** Supplied data **

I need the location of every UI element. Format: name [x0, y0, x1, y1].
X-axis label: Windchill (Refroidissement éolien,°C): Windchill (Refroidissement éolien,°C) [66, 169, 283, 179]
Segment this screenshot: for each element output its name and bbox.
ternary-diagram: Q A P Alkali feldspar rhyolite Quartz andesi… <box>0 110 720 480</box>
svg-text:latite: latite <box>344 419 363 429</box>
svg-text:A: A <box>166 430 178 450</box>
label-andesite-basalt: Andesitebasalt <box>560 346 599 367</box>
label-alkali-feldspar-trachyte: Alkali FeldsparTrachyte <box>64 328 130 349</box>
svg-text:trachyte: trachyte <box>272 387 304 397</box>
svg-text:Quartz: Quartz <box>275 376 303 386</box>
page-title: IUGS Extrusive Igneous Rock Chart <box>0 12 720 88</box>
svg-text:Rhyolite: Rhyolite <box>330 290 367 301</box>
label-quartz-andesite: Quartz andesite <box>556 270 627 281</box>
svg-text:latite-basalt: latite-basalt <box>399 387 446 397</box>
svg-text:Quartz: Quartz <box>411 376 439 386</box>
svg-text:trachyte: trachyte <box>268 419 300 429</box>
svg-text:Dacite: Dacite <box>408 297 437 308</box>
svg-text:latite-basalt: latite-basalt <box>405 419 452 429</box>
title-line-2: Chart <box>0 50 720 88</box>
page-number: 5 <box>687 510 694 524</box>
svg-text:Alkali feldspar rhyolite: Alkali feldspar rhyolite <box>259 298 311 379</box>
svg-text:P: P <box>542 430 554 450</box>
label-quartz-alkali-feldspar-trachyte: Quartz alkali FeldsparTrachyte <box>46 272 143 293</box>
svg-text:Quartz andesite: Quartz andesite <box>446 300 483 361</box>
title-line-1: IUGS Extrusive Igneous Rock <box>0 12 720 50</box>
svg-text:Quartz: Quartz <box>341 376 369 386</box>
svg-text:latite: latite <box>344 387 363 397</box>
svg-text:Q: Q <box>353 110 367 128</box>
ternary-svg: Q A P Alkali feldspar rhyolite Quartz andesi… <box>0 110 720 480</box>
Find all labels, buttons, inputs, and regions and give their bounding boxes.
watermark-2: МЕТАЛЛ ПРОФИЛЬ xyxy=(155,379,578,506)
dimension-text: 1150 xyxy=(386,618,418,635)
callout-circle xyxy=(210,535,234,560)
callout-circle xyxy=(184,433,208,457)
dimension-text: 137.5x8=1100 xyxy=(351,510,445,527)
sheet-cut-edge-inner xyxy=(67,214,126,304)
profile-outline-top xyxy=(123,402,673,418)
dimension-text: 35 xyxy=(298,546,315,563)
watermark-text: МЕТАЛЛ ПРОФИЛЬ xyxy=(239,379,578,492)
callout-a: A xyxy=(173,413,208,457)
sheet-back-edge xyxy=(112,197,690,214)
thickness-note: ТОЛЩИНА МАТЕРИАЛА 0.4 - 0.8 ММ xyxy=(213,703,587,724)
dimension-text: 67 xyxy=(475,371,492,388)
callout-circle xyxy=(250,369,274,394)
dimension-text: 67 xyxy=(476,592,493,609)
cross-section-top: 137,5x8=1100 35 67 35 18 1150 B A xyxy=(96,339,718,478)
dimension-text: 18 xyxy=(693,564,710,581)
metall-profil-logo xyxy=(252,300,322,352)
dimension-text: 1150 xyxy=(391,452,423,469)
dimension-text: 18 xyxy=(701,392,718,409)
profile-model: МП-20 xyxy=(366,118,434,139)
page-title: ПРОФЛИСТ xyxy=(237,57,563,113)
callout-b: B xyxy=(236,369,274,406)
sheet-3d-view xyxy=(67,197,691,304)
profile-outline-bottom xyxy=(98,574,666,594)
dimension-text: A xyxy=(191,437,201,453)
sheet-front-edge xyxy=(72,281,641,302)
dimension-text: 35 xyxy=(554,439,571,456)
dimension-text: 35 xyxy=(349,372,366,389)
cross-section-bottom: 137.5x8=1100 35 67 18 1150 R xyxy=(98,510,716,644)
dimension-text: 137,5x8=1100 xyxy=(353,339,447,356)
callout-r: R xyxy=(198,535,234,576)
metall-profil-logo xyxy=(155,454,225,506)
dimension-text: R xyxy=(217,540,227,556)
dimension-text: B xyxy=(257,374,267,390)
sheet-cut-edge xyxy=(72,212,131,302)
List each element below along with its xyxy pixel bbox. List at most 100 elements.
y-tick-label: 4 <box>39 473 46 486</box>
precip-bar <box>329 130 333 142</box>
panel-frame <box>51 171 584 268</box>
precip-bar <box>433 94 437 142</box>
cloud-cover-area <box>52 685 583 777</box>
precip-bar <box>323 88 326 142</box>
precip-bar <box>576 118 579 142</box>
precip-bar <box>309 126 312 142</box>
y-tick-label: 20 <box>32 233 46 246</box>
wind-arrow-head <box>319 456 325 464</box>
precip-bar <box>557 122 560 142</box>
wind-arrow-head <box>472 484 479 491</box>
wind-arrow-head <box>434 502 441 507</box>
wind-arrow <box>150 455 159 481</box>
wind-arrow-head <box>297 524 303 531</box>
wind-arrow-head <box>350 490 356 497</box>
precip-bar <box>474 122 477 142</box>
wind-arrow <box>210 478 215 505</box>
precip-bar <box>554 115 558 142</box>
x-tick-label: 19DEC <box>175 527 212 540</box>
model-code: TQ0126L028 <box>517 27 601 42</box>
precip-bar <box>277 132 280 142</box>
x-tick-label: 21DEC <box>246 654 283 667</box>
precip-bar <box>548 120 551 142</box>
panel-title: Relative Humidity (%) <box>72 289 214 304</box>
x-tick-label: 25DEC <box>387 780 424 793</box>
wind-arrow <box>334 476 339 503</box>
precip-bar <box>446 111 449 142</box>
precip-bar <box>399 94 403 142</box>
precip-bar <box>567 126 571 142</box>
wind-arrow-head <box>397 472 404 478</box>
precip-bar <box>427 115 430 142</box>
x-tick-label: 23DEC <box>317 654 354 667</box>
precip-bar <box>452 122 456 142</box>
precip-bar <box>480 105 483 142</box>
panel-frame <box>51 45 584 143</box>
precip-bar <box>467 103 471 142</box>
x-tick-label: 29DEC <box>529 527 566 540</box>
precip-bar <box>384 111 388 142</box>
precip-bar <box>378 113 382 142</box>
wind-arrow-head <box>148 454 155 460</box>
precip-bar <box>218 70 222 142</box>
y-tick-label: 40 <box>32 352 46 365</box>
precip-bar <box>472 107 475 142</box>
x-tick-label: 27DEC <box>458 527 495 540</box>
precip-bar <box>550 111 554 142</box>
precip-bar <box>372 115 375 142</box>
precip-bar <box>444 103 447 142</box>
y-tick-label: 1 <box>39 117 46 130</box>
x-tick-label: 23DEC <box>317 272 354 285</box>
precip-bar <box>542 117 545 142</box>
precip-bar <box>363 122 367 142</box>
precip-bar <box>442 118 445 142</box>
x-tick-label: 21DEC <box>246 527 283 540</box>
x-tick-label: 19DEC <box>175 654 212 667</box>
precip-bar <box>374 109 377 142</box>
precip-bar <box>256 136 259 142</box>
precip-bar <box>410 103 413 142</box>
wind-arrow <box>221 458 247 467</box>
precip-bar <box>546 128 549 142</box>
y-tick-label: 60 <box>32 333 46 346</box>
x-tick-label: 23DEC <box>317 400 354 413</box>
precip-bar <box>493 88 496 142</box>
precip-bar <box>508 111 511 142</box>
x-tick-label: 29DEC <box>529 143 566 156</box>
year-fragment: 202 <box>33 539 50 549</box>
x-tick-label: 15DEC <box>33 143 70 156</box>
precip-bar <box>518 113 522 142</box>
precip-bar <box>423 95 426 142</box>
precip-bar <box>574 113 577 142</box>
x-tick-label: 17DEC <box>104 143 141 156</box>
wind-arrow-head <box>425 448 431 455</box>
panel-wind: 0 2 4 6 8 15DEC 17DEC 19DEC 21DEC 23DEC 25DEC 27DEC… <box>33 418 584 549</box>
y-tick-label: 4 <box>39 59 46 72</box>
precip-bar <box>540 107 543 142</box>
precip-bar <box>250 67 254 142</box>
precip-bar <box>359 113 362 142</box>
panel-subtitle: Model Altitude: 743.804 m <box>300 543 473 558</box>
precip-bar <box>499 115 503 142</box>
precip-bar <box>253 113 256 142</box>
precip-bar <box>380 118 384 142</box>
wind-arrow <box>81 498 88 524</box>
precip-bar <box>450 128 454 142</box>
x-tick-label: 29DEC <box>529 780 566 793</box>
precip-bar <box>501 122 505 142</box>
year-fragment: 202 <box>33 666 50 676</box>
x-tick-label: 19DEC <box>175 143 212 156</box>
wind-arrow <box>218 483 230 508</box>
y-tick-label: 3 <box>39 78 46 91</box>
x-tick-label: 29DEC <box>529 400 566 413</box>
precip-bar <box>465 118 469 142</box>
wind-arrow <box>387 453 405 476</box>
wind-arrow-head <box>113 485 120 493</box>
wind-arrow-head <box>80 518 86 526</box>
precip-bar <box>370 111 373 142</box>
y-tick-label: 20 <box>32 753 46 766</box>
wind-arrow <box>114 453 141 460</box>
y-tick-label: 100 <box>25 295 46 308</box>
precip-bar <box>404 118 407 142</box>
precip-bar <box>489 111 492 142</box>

** Work to be completed **
Format the stretch of the material from its first line through the line containing "ternary-diagram: Q A" as a numbered list, omitting any blank lines.

** Task result **
1. I need the location of every UI element. Format: name [x0, y0, x1, y1].
2. X-axis label: Windchill (Refroidissement éolien,°C): Windchill (Refroidissement éolien,°C) [66, 169, 283, 179]
3. Segment this screenshot: for each element output its name and bbox.
4. ternary-diagram: Q A P Alkali feldspar rhyolite Quartz andesi… <box>0 110 720 480</box>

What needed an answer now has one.